→ Problem to solve: Every line holding the word "Turn" counts once. Give the total, nothing more.

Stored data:
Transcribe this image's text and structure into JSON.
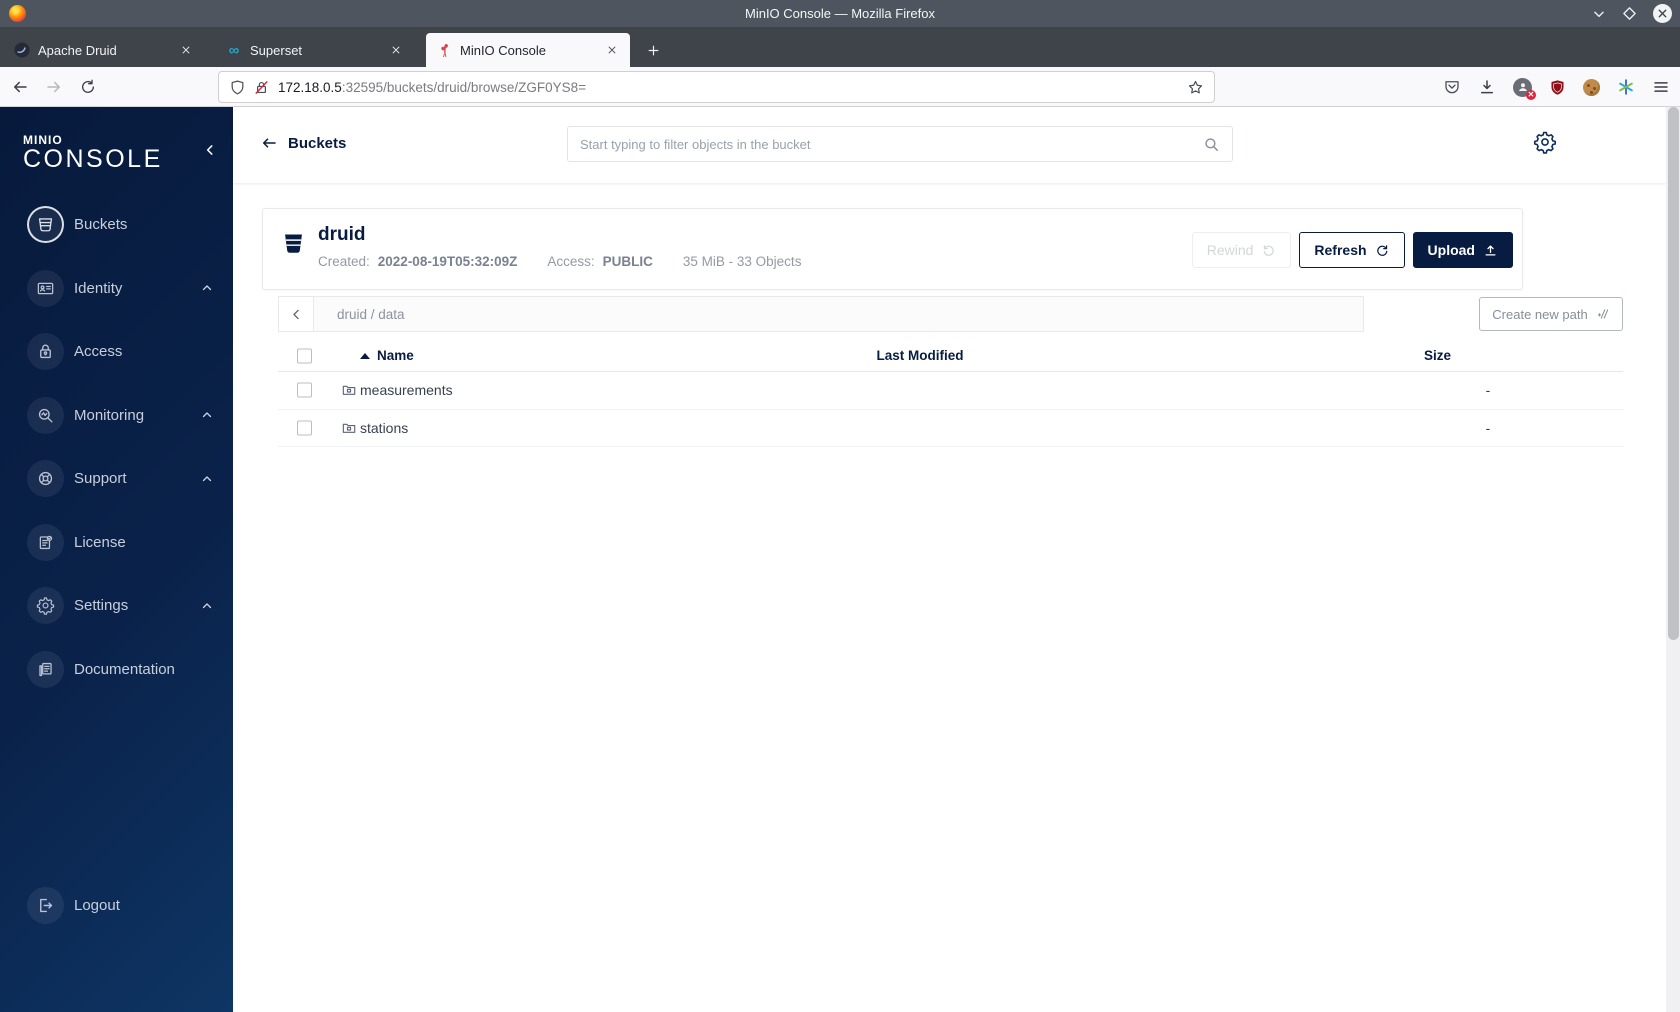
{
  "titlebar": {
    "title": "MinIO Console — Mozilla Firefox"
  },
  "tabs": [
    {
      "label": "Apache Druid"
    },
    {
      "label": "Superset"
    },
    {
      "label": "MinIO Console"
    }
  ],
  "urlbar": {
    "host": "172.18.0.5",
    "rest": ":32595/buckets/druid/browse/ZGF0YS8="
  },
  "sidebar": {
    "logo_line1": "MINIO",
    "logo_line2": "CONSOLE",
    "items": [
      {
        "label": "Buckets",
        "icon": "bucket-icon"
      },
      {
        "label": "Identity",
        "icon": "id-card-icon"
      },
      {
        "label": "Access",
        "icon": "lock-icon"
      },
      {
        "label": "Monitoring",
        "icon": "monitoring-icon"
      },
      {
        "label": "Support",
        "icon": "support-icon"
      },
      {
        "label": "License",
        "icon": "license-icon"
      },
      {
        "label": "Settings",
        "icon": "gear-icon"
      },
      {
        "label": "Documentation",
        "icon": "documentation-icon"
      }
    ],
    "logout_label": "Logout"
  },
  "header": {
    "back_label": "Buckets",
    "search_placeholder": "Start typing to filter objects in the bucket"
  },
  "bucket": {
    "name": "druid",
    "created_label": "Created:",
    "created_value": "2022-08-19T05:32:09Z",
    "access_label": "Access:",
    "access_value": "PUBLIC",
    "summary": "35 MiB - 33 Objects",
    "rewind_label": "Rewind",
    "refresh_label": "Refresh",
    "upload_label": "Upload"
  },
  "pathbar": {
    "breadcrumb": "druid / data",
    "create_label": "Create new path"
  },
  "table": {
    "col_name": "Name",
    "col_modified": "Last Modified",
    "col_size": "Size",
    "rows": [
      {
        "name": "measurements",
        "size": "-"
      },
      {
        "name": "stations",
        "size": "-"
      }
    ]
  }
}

==

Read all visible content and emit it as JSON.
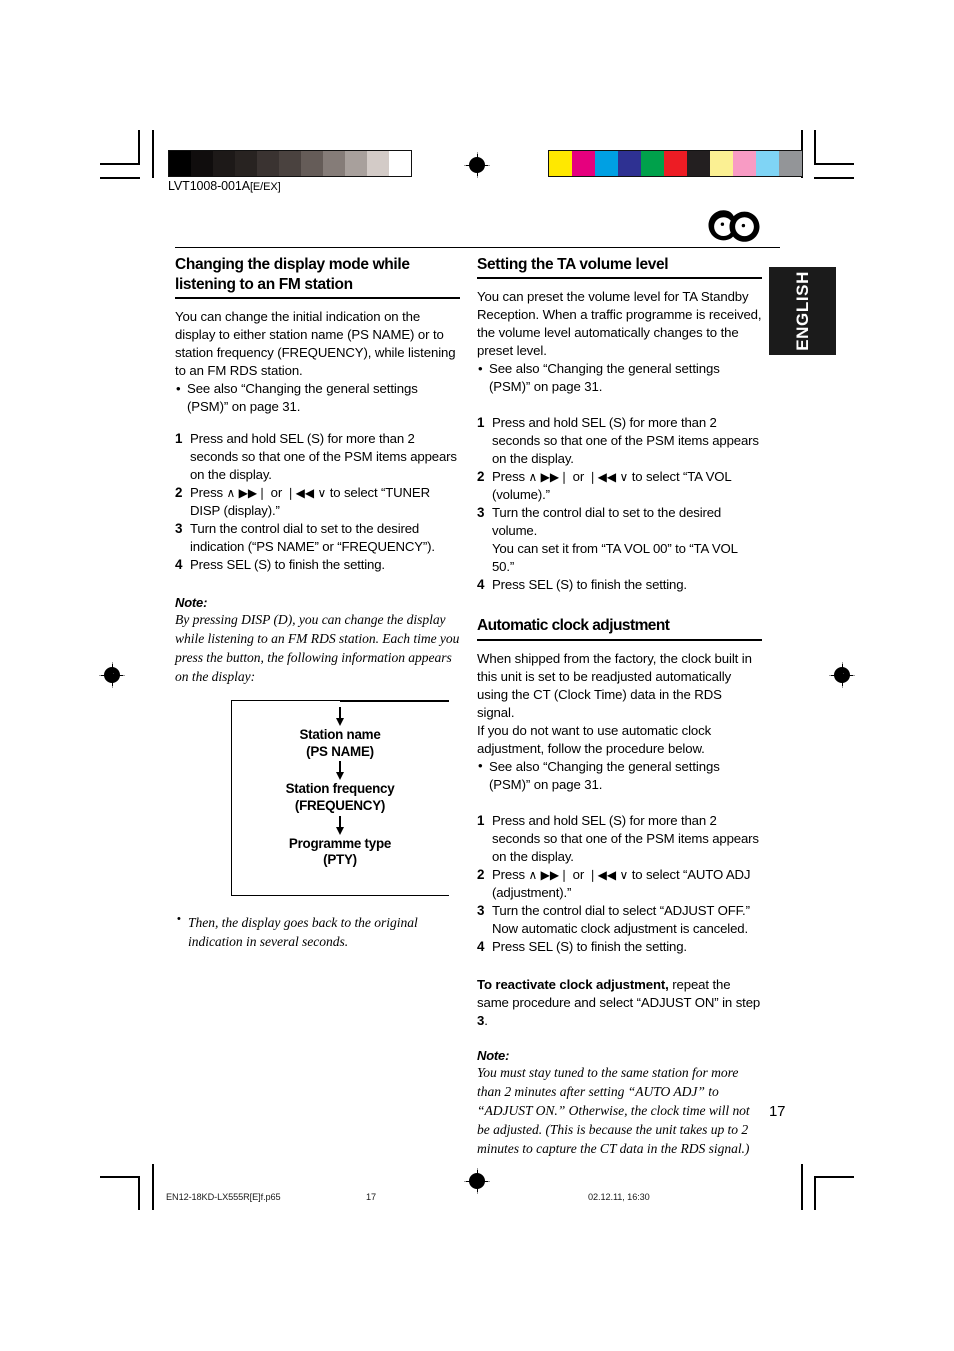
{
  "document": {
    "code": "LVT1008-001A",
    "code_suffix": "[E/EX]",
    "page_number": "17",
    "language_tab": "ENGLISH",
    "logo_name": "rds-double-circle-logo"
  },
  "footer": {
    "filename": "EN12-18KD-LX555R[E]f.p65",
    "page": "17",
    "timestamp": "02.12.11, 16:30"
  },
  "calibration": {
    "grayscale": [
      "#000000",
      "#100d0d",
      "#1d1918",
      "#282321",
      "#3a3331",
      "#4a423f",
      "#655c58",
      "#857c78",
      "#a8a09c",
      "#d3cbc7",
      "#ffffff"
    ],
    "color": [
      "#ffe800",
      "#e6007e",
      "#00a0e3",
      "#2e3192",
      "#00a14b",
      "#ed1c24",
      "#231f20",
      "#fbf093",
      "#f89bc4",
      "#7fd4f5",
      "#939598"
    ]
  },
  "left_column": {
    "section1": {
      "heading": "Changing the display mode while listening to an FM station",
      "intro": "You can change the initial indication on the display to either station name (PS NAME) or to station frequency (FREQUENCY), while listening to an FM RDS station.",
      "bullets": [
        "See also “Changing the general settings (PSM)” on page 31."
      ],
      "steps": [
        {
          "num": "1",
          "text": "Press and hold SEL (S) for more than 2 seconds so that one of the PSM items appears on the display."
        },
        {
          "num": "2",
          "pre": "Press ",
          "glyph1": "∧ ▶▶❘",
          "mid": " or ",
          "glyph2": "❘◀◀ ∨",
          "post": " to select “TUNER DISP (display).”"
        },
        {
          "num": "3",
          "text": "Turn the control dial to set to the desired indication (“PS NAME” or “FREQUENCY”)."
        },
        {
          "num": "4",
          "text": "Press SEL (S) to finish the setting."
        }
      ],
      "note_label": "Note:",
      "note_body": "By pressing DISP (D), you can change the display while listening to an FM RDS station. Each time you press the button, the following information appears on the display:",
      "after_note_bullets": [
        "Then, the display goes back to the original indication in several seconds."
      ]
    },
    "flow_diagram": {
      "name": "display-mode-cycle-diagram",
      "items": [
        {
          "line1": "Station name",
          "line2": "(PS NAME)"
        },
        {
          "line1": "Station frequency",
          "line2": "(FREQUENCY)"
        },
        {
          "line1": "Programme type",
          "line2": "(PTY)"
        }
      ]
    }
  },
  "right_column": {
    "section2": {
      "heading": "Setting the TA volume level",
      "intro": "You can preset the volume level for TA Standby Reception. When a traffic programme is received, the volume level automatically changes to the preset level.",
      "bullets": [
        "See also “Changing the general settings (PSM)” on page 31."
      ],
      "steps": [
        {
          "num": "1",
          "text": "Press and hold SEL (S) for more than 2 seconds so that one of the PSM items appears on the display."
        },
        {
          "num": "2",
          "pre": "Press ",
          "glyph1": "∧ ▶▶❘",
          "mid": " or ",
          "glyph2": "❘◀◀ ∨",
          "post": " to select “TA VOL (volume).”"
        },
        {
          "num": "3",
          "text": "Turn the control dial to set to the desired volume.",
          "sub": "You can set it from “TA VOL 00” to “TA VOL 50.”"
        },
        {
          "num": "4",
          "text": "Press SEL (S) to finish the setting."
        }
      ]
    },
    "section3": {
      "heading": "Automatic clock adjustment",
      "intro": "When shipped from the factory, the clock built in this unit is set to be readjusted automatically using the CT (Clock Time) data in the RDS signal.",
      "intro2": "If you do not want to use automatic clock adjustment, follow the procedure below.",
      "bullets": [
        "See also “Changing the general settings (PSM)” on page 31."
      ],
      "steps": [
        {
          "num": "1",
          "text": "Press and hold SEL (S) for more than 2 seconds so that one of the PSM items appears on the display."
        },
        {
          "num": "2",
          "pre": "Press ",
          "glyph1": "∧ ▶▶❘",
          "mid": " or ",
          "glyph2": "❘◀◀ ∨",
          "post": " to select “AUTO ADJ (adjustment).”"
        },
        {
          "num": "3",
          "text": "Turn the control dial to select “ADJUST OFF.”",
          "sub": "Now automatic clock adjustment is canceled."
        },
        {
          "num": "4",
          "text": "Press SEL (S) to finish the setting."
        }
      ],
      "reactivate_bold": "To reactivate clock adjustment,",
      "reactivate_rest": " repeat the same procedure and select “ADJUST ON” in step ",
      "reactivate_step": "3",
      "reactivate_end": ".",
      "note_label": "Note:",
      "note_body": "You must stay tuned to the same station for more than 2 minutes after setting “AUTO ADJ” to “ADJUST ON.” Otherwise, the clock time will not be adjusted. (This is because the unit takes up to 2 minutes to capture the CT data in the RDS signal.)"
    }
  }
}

→ Output for this exercise: 3